Excerpt from a dataset:

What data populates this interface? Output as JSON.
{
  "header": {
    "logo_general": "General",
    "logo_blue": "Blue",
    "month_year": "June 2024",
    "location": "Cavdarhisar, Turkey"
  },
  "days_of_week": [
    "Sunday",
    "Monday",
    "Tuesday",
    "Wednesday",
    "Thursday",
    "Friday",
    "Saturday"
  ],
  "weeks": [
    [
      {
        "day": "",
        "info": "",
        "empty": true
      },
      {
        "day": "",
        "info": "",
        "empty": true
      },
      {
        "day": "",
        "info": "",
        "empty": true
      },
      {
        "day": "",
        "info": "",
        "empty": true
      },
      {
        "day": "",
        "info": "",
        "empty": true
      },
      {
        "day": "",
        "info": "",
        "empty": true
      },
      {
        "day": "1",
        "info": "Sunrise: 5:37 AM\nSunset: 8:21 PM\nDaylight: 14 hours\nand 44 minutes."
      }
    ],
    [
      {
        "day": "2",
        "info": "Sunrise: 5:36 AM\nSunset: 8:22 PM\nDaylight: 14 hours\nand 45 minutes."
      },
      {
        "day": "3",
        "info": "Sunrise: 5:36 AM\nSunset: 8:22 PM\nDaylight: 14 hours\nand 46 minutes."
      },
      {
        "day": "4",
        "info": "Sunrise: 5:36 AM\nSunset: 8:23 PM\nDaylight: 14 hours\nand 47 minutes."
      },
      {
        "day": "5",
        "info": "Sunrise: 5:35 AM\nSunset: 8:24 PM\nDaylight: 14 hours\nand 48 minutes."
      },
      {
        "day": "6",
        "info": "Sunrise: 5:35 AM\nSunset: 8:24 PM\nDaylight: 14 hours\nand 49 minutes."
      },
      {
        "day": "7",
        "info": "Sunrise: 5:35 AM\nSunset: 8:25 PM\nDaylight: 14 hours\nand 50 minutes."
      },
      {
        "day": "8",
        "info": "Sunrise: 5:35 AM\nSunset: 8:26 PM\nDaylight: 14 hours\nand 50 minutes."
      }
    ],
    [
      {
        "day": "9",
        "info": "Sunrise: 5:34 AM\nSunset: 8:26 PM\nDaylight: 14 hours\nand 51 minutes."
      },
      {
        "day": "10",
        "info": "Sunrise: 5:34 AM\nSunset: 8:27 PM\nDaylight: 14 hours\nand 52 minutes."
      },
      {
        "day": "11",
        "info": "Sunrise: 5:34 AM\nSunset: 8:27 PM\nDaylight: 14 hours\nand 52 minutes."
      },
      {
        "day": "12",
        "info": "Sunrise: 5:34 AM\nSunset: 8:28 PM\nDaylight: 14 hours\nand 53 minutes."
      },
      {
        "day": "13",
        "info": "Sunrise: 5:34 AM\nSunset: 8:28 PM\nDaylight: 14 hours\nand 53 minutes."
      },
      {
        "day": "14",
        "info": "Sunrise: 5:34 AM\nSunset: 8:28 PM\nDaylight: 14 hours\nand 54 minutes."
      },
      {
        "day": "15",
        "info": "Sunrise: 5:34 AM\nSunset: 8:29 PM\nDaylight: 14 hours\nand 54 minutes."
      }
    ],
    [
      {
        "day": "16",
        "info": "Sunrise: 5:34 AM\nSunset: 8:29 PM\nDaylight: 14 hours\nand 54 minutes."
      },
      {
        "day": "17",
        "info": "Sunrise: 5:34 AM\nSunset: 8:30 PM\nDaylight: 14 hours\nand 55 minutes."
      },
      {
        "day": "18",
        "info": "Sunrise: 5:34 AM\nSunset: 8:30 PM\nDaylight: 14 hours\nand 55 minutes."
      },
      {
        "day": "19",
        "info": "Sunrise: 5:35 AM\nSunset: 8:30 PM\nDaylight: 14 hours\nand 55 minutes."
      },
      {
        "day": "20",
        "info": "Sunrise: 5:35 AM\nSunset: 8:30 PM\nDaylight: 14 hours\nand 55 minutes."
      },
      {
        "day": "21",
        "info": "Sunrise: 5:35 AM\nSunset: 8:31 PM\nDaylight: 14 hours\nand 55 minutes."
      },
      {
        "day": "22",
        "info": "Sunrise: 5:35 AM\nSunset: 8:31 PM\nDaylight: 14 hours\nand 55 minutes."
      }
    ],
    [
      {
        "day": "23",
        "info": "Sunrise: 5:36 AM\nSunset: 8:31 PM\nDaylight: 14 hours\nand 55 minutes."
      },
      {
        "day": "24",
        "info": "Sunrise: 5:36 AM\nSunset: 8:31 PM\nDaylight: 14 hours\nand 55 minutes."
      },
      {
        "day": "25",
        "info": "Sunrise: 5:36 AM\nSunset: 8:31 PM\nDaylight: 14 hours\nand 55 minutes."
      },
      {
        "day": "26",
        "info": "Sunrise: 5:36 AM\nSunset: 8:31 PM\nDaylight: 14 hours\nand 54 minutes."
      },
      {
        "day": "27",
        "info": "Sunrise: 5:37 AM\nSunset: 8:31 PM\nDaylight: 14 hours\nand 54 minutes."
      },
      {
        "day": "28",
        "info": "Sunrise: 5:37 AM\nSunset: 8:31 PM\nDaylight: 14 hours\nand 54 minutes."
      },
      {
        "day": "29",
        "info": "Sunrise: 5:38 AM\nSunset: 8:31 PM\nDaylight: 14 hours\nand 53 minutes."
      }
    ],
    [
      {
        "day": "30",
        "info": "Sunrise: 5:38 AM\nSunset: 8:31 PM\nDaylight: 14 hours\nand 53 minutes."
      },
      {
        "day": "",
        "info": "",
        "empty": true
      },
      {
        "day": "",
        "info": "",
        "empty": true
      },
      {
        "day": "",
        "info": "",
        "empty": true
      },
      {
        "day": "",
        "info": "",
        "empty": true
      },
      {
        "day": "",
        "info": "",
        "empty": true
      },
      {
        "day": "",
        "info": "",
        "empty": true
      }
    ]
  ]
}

### [PROBLEM TO SOLVE]
Write out all the lines again, exactly as they are.

### [WRITTEN SOLUTION]
What data populates this interface? Output as JSON.
{
  "header": {
    "logo_general": "General",
    "logo_blue": "Blue",
    "month_year": "June 2024",
    "location": "Cavdarhisar, Turkey"
  },
  "days_of_week": [
    "Sunday",
    "Monday",
    "Tuesday",
    "Wednesday",
    "Thursday",
    "Friday",
    "Saturday"
  ],
  "weeks": [
    [
      {
        "day": "",
        "info": "",
        "empty": true
      },
      {
        "day": "",
        "info": "",
        "empty": true
      },
      {
        "day": "",
        "info": "",
        "empty": true
      },
      {
        "day": "",
        "info": "",
        "empty": true
      },
      {
        "day": "",
        "info": "",
        "empty": true
      },
      {
        "day": "",
        "info": "",
        "empty": true
      },
      {
        "day": "1",
        "info": "Sunrise: 5:37 AM\nSunset: 8:21 PM\nDaylight: 14 hours\nand 44 minutes."
      }
    ],
    [
      {
        "day": "2",
        "info": "Sunrise: 5:36 AM\nSunset: 8:22 PM\nDaylight: 14 hours\nand 45 minutes."
      },
      {
        "day": "3",
        "info": "Sunrise: 5:36 AM\nSunset: 8:22 PM\nDaylight: 14 hours\nand 46 minutes."
      },
      {
        "day": "4",
        "info": "Sunrise: 5:36 AM\nSunset: 8:23 PM\nDaylight: 14 hours\nand 47 minutes."
      },
      {
        "day": "5",
        "info": "Sunrise: 5:35 AM\nSunset: 8:24 PM\nDaylight: 14 hours\nand 48 minutes."
      },
      {
        "day": "6",
        "info": "Sunrise: 5:35 AM\nSunset: 8:24 PM\nDaylight: 14 hours\nand 49 minutes."
      },
      {
        "day": "7",
        "info": "Sunrise: 5:35 AM\nSunset: 8:25 PM\nDaylight: 14 hours\nand 50 minutes."
      },
      {
        "day": "8",
        "info": "Sunrise: 5:35 AM\nSunset: 8:26 PM\nDaylight: 14 hours\nand 50 minutes."
      }
    ],
    [
      {
        "day": "9",
        "info": "Sunrise: 5:34 AM\nSunset: 8:26 PM\nDaylight: 14 hours\nand 51 minutes."
      },
      {
        "day": "10",
        "info": "Sunrise: 5:34 AM\nSunset: 8:27 PM\nDaylight: 14 hours\nand 52 minutes."
      },
      {
        "day": "11",
        "info": "Sunrise: 5:34 AM\nSunset: 8:27 PM\nDaylight: 14 hours\nand 52 minutes."
      },
      {
        "day": "12",
        "info": "Sunrise: 5:34 AM\nSunset: 8:28 PM\nDaylight: 14 hours\nand 53 minutes."
      },
      {
        "day": "13",
        "info": "Sunrise: 5:34 AM\nSunset: 8:28 PM\nDaylight: 14 hours\nand 53 minutes."
      },
      {
        "day": "14",
        "info": "Sunrise: 5:34 AM\nSunset: 8:28 PM\nDaylight: 14 hours\nand 54 minutes."
      },
      {
        "day": "15",
        "info": "Sunrise: 5:34 AM\nSunset: 8:29 PM\nDaylight: 14 hours\nand 54 minutes."
      }
    ],
    [
      {
        "day": "16",
        "info": "Sunrise: 5:34 AM\nSunset: 8:29 PM\nDaylight: 14 hours\nand 54 minutes."
      },
      {
        "day": "17",
        "info": "Sunrise: 5:34 AM\nSunset: 8:30 PM\nDaylight: 14 hours\nand 55 minutes."
      },
      {
        "day": "18",
        "info": "Sunrise: 5:34 AM\nSunset: 8:30 PM\nDaylight: 14 hours\nand 55 minutes."
      },
      {
        "day": "19",
        "info": "Sunrise: 5:35 AM\nSunset: 8:30 PM\nDaylight: 14 hours\nand 55 minutes."
      },
      {
        "day": "20",
        "info": "Sunrise: 5:35 AM\nSunset: 8:30 PM\nDaylight: 14 hours\nand 55 minutes."
      },
      {
        "day": "21",
        "info": "Sunrise: 5:35 AM\nSunset: 8:31 PM\nDaylight: 14 hours\nand 55 minutes."
      },
      {
        "day": "22",
        "info": "Sunrise: 5:35 AM\nSunset: 8:31 PM\nDaylight: 14 hours\nand 55 minutes."
      }
    ],
    [
      {
        "day": "23",
        "info": "Sunrise: 5:36 AM\nSunset: 8:31 PM\nDaylight: 14 hours\nand 55 minutes."
      },
      {
        "day": "24",
        "info": "Sunrise: 5:36 AM\nSunset: 8:31 PM\nDaylight: 14 hours\nand 55 minutes."
      },
      {
        "day": "25",
        "info": "Sunrise: 5:36 AM\nSunset: 8:31 PM\nDaylight: 14 hours\nand 55 minutes."
      },
      {
        "day": "26",
        "info": "Sunrise: 5:36 AM\nSunset: 8:31 PM\nDaylight: 14 hours\nand 54 minutes."
      },
      {
        "day": "27",
        "info": "Sunrise: 5:37 AM\nSunset: 8:31 PM\nDaylight: 14 hours\nand 54 minutes."
      },
      {
        "day": "28",
        "info": "Sunrise: 5:37 AM\nSunset: 8:31 PM\nDaylight: 14 hours\nand 54 minutes."
      },
      {
        "day": "29",
        "info": "Sunrise: 5:38 AM\nSunset: 8:31 PM\nDaylight: 14 hours\nand 53 minutes."
      }
    ],
    [
      {
        "day": "30",
        "info": "Sunrise: 5:38 AM\nSunset: 8:31 PM\nDaylight: 14 hours\nand 53 minutes."
      },
      {
        "day": "",
        "info": "",
        "empty": true
      },
      {
        "day": "",
        "info": "",
        "empty": true
      },
      {
        "day": "",
        "info": "",
        "empty": true
      },
      {
        "day": "",
        "info": "",
        "empty": true
      },
      {
        "day": "",
        "info": "",
        "empty": true
      },
      {
        "day": "",
        "info": "",
        "empty": true
      }
    ]
  ]
}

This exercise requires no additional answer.